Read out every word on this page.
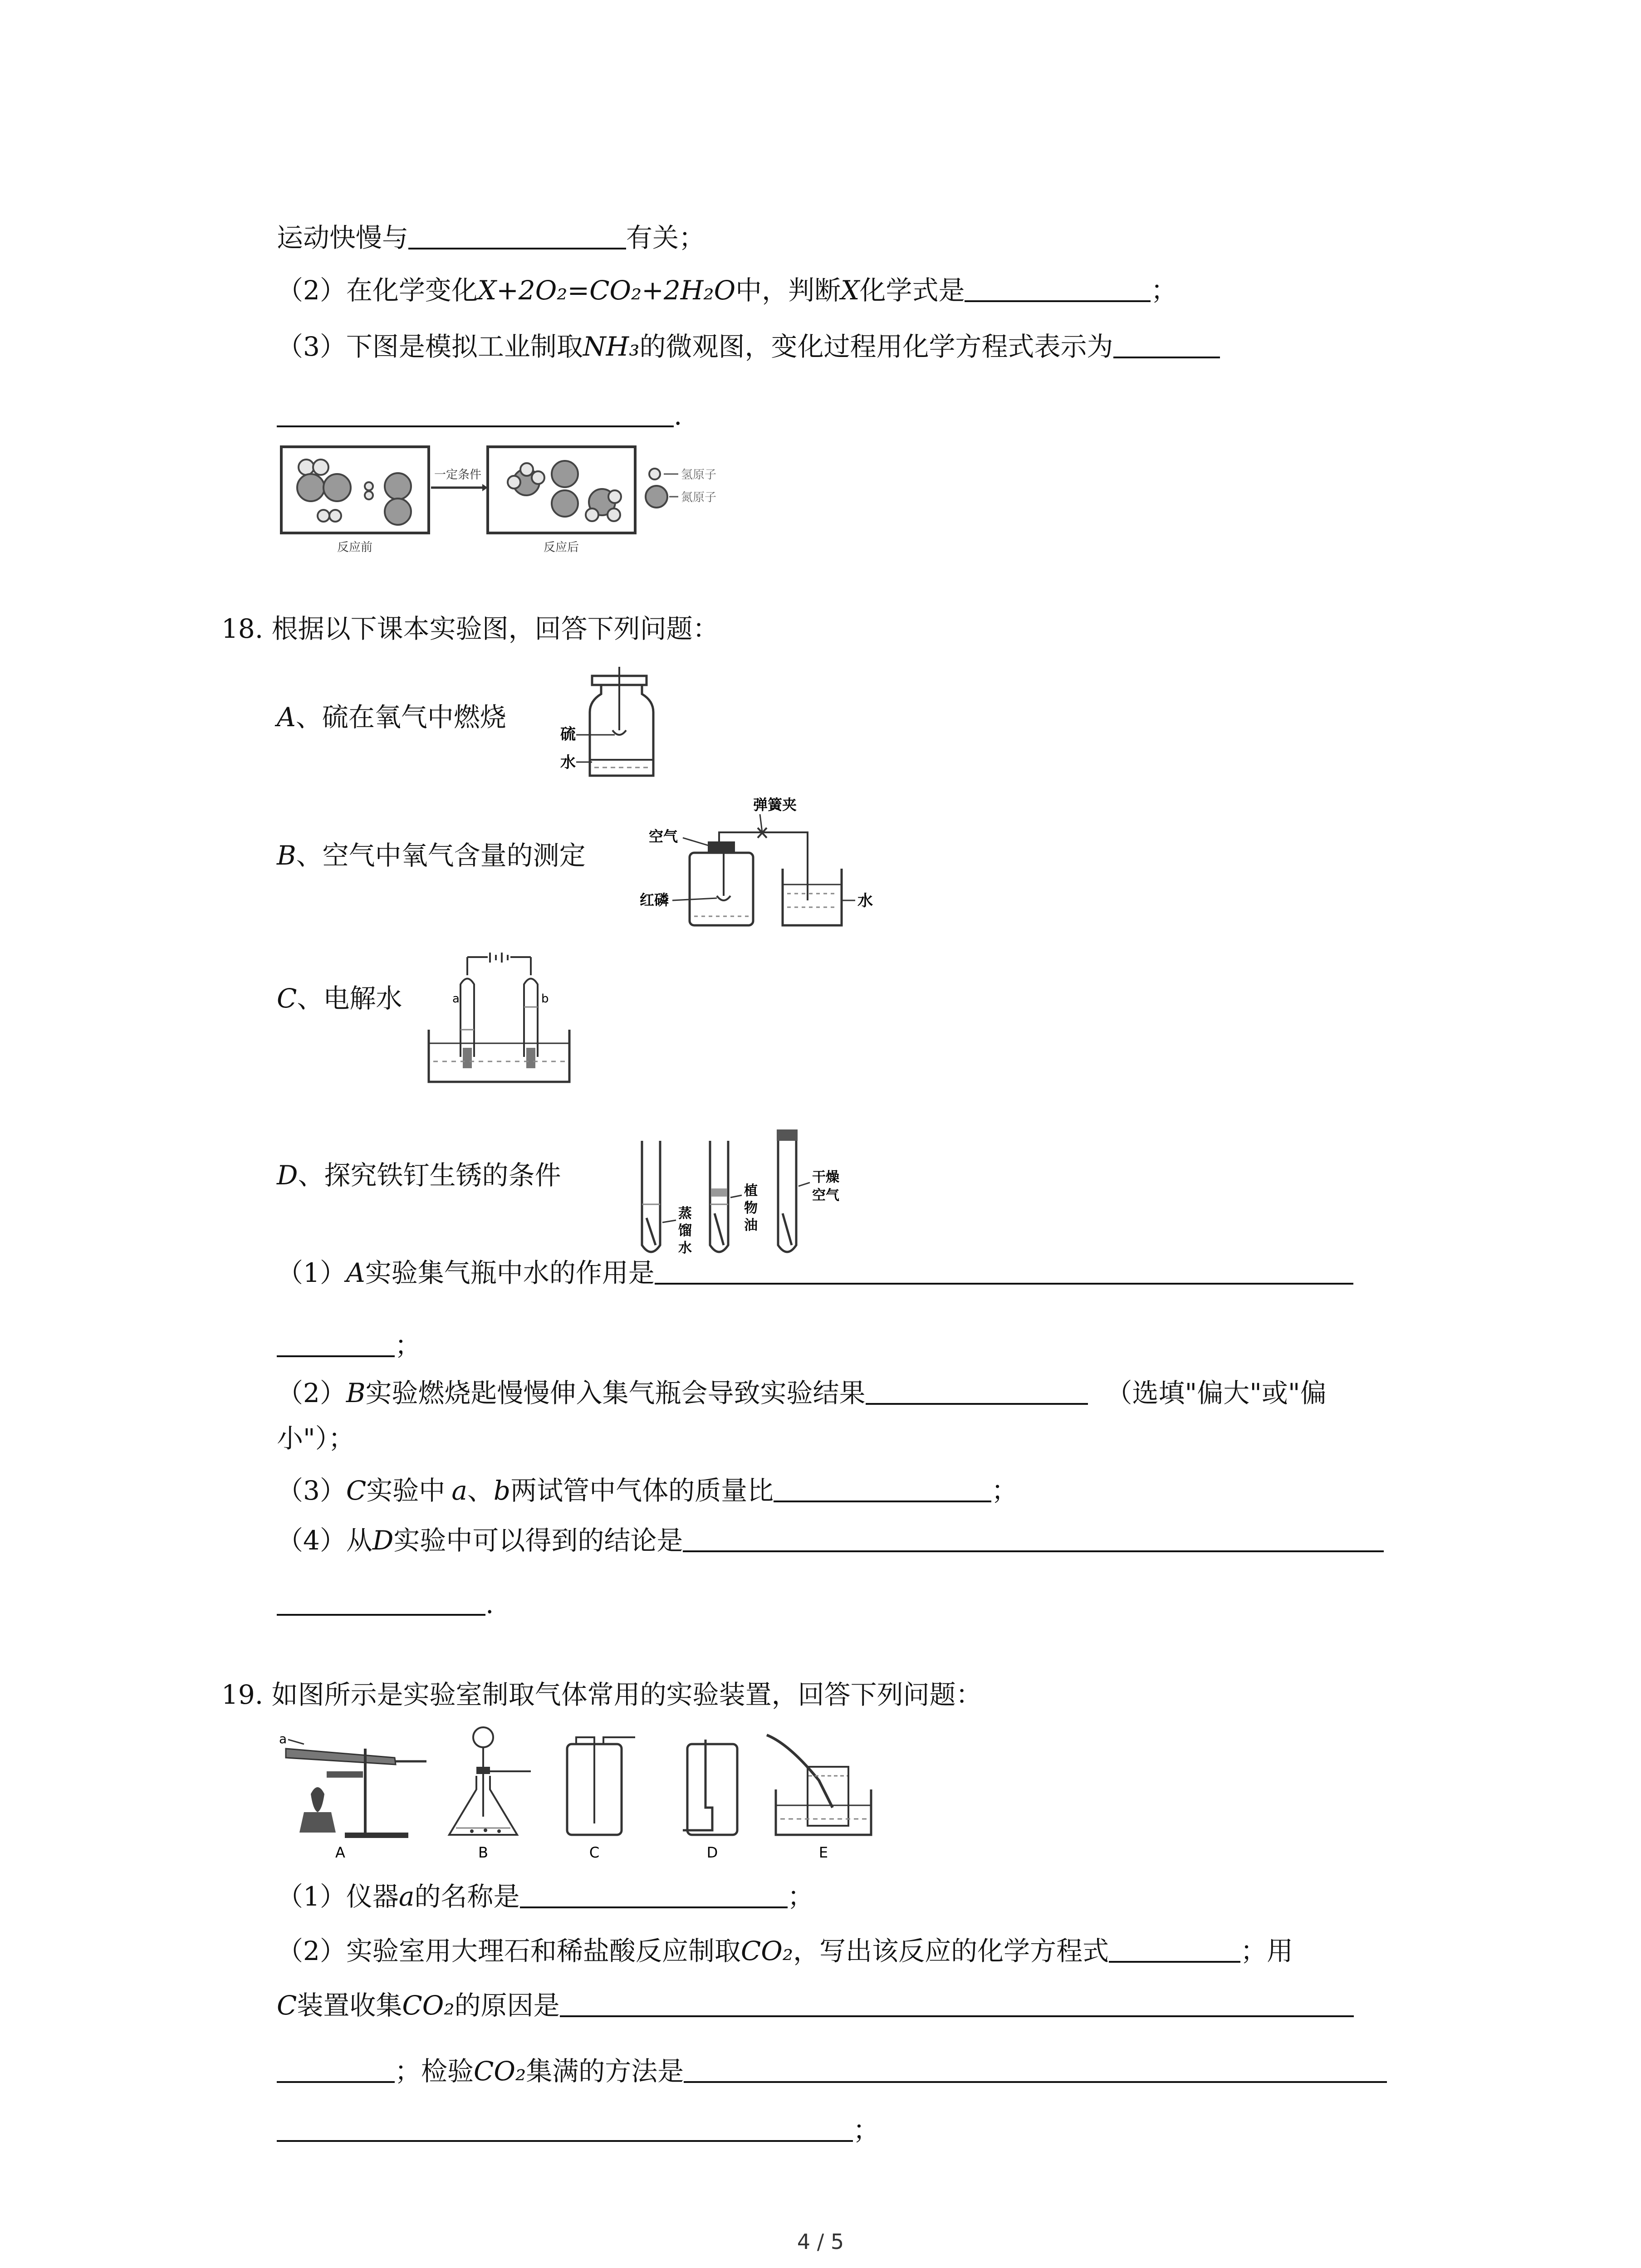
运动快慢与	有关；
（2）在化学变化X+2O₂=CO₂+2H₂O中，判断X化学式是	；
（3）下图是模拟工业制取NH₃的微观图，变化过程用化学方程式表示为
.
一定条件	氢原子
氮原子
反应前	反应后
18. 根据以下课本实验图，回答下列问题：
A、硫在氧气中燃烧
硫
水
B、空气中氧气含量的测定
弹簧夹
水
空气
红磷
C、电解水	a	b
D、探究铁钉生锈的条件
蒸
馏
水
植
物
油
干燥
空气
（1）A实验集气瓶中水的作用是
；
（2）B实验燃烧匙慢慢伸入集气瓶会导致实验结果	（选填"偏大"或"偏
小"）；
（3）C实验中 a、b两试管中气体的质量比	；
（4）从D实验中可以得到的结论是
.
19. 如图所示是实验室制取气体常用的实验装置，回答下列问题：
a
A	B	C	D	E
（1）仪器a的名称是	；
（2）实验室用大理石和稀盐酸反应制取CO₂，写出该反应的化学方程式	；用
C装置收集CO₂的原因是
；检验CO₂集满的方法是
；
4 / 5
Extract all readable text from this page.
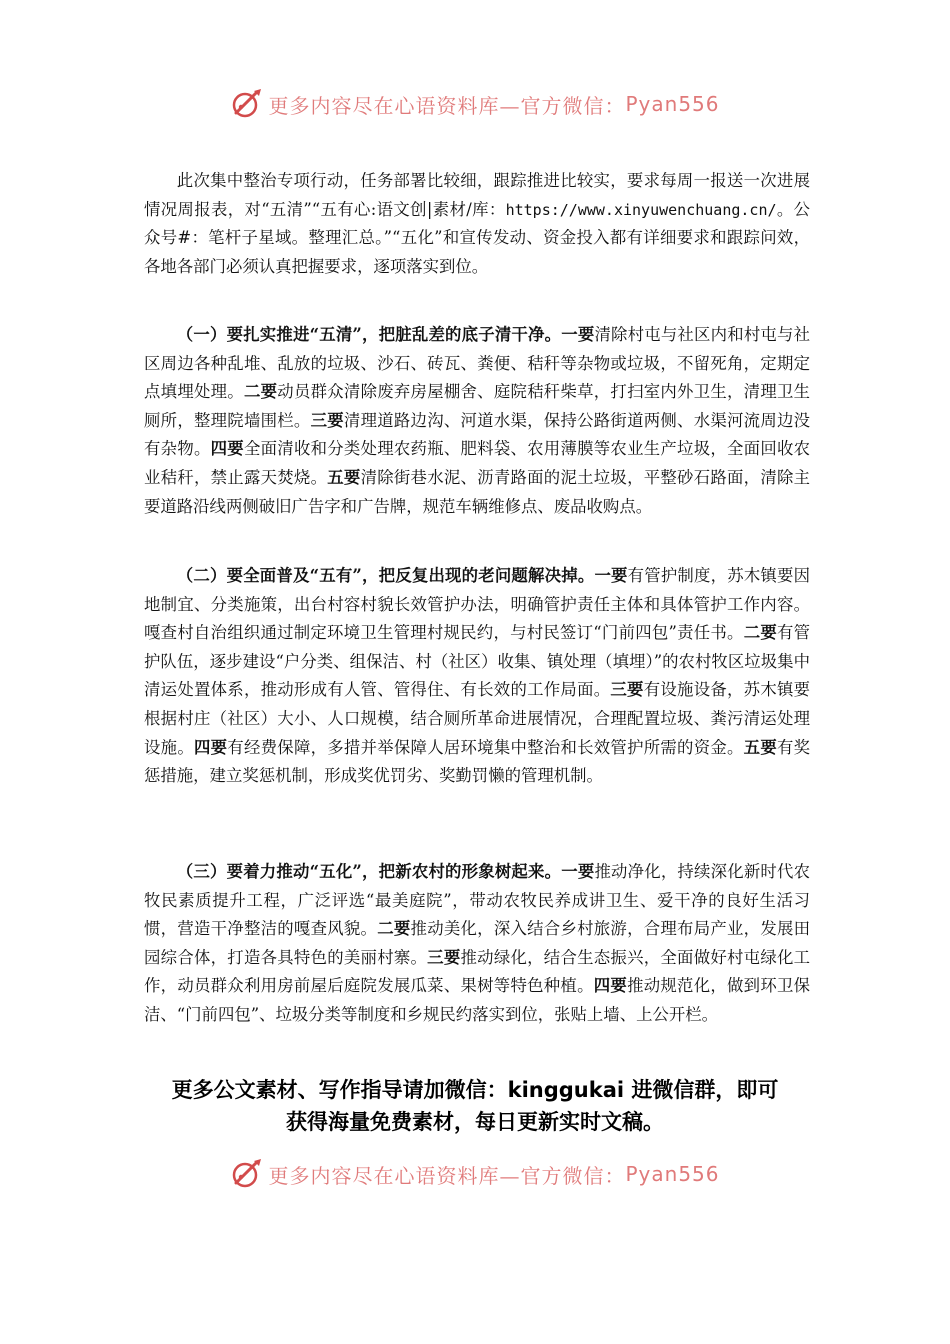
更多内容尽在心语资料库—官方微信： Pyan556

此次集中整治专项行动，任务部署比较细，跟踪推进比较实，要求每周一报送一次进展情况周报表，对“五清”“五有心:语文创|素材/库：https://www.xinyuwenchuang.cn/。公众号#：笔杆子星域。整理汇总。”“五化”和宣传发动、资金投入都有详细要求和跟踪问效，各地各部门必须认真把握要求，逐项落实到位。

（一）要扎实推进“五清”，把脏乱差的底子清干净。一要清除村屯与社区内和村屯与社区周边各种乱堆、乱放的垃圾、沙石、砖瓦、粪便、秸秆等杂物或垃圾，不留死角，定期定点填埋处理。二要动员群众清除废弃房屋棚舍、庭院秸秆柴草，打扫室内外卫生，清理卫生厕所，整理院墙围栏。三要清理道路边沟、河道水渠，保持公路街道两侧、水渠河流周边没有杂物。四要全面清收和分类处理农药瓶、肥料袋、农用薄膜等农业生产垃圾，全面回收农业秸秆，禁止露天焚烧。五要清除街巷水泥、沥青路面的泥土垃圾，平整砂石路面，清除主要道路沿线两侧破旧广告字和广告牌，规范车辆维修点、废品收购点。

（二）要全面普及“五有”，把反复出现的老问题解决掉。一要有管护制度，苏木镇要因地制宜、分类施策，出台村容村貌长效管护办法，明确管护责任主体和具体管护工作内容。嘎查村自治组织通过制定环境卫生管理村规民约，与村民签订“门前四包”责任书。二要有管护队伍，逐步建设“户分类、组保洁、村（社区）收集、镇处理（填埋）”的农村牧区垃圾集中清运处置体系，推动形成有人管、管得住、有长效的工作局面。三要有设施设备，苏木镇要根据村庄（社区）大小、人口规模，结合厕所革命进展情况，合理配置垃圾、粪污清运处理设施。四要有经费保障，多措并举保障人居环境集中整治和长效管护所需的资金。五要有奖惩措施，建立奖惩机制，形成奖优罚劣、奖勤罚懒的管理机制。

（三）要着力推动“五化”，把新农村的形象树起来。一要推动净化，持续深化新时代农牧民素质提升工程，广泛评选“最美庭院”，带动农牧民养成讲卫生、爱干净的良好生活习惯，营造干净整洁的嘎查风貌。二要推动美化，深入结合乡村旅游，合理布局产业，发展田园综合体，打造各具特色的美丽村寨。三要推动绿化，结合生态振兴，全面做好村屯绿化工作，动员群众利用房前屋后庭院发展瓜菜、果树等特色种植。四要推动规范化，做到环卫保洁、“门前四包”、垃圾分类等制度和乡规民约落实到位，张贴上墙、上公开栏。

更多公文素材、写作指导请加微信：kinggukai 进微信群，即可
获得海量免费素材，每日更新实时文稿。
更多内容尽在心语资料库—官方微信： Pyan556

#####

## Exercise details
Print all of the entries word for word. Omit the pictures they contain.

## Solution
Read out every word on this page.
运动快慢与	有关；
（2）在化学变化X+2O₂=CO₂+2H₂O中，判断X化学式是	；
（3）下图是模拟工业制取NH₃的微观图，变化过程用化学方程式表示为
.
一定条件	氢原子
氮原子
反应前	反应后
18. 根据以下课本实验图，回答下列问题：
A、硫在氧气中燃烧
硫
水
B、空气中氧气含量的测定
弹簧夹
水
空气
红磷
C、电解水	a	b
D、探究铁钉生锈的条件
蒸
馏
水
植
物
油
干燥
空气
（1）A实验集气瓶中水的作用是
；
（2）B实验燃烧匙慢慢伸入集气瓶会导致实验结果	（选填"偏大"或"偏
小"）；
（3）C实验中 a、b两试管中气体的质量比	；
（4）从D实验中可以得到的结论是
.
19. 如图所示是实验室制取气体常用的实验装置，回答下列问题：
a
A	B	C	D	E
（1）仪器a的名称是	；
（2）实验室用大理石和稀盐酸反应制取CO₂，写出该反应的化学方程式	；用
C装置收集CO₂的原因是
；检验CO₂集满的方法是
；
4 / 5
Extract all readable text from this page.
更多内容尽在心语资料库—官方微信： Pyan556

此次集中整治专项行动，任务部署比较细，跟踪推进比较实，要求每周一报送一次进展情况周报表，对“五清”“五有心:语文创|素材/库：https://www.xinyuwenchuang.cn/。公众号#：笔杆子星域。整理汇总。”“五化”和宣传发动、资金投入都有详细要求和跟踪问效，各地各部门必须认真把握要求，逐项落实到位。

（一）要扎实推进“五清”，把脏乱差的底子清干净。一要清除村屯与社区内和村屯与社区周边各种乱堆、乱放的垃圾、沙石、砖瓦、粪便、秸秆等杂物或垃圾，不留死角，定期定点填埋处理。二要动员群众清除废弃房屋棚舍、庭院秸秆柴草，打扫室内外卫生，清理卫生厕所，整理院墙围栏。三要清理道路边沟、河道水渠，保持公路街道两侧、水渠河流周边没有杂物。四要全面清收和分类处理农药瓶、肥料袋、农用薄膜等农业生产垃圾，全面回收农业秸秆，禁止露天焚烧。五要清除街巷水泥、沥青路面的泥土垃圾，平整砂石路面，清除主要道路沿线两侧破旧广告字和广告牌，规范车辆维修点、废品收购点。

（二）要全面普及“五有”，把反复出现的老问题解决掉。一要有管护制度，苏木镇要因地制宜、分类施策，出台村容村貌长效管护办法，明确管护责任主体和具体管护工作内容。嘎查村自治组织通过制定环境卫生管理村规民约，与村民签订“门前四包”责任书。二要有管护队伍，逐步建设“户分类、组保洁、村（社区）收集、镇处理（填埋）”的农村牧区垃圾集中清运处置体系，推动形成有人管、管得住、有长效的工作局面。三要有设施设备，苏木镇要根据村庄（社区）大小、人口规模，结合厕所革命进展情况，合理配置垃圾、粪污清运处理设施。四要有经费保障，多措并举保障人居环境集中整治和长效管护所需的资金。五要有奖惩措施，建立奖惩机制，形成奖优罚劣、奖勤罚懒的管理机制。

（三）要着力推动“五化”，把新农村的形象树起来。一要推动净化，持续深化新时代农牧民素质提升工程，广泛评选“最美庭院”，带动农牧民养成讲卫生、爱干净的良好生活习惯，营造干净整洁的嘎查风貌。二要推动美化，深入结合乡村旅游，合理布局产业，发展田园综合体，打造各具特色的美丽村寨。三要推动绿化，结合生态振兴，全面做好村屯绿化工作，动员群众利用房前屋后庭院发展瓜菜、果树等特色种植。四要推动规范化，做到环卫保洁、“门前四包”、垃圾分类等制度和乡规民约落实到位，张贴上墙、上公开栏。

更多公文素材、写作指导请加微信：kinggukai 进微信群，即可
获得海量免费素材，每日更新实时文稿。
更多内容尽在心语资料库—官方微信： Pyan556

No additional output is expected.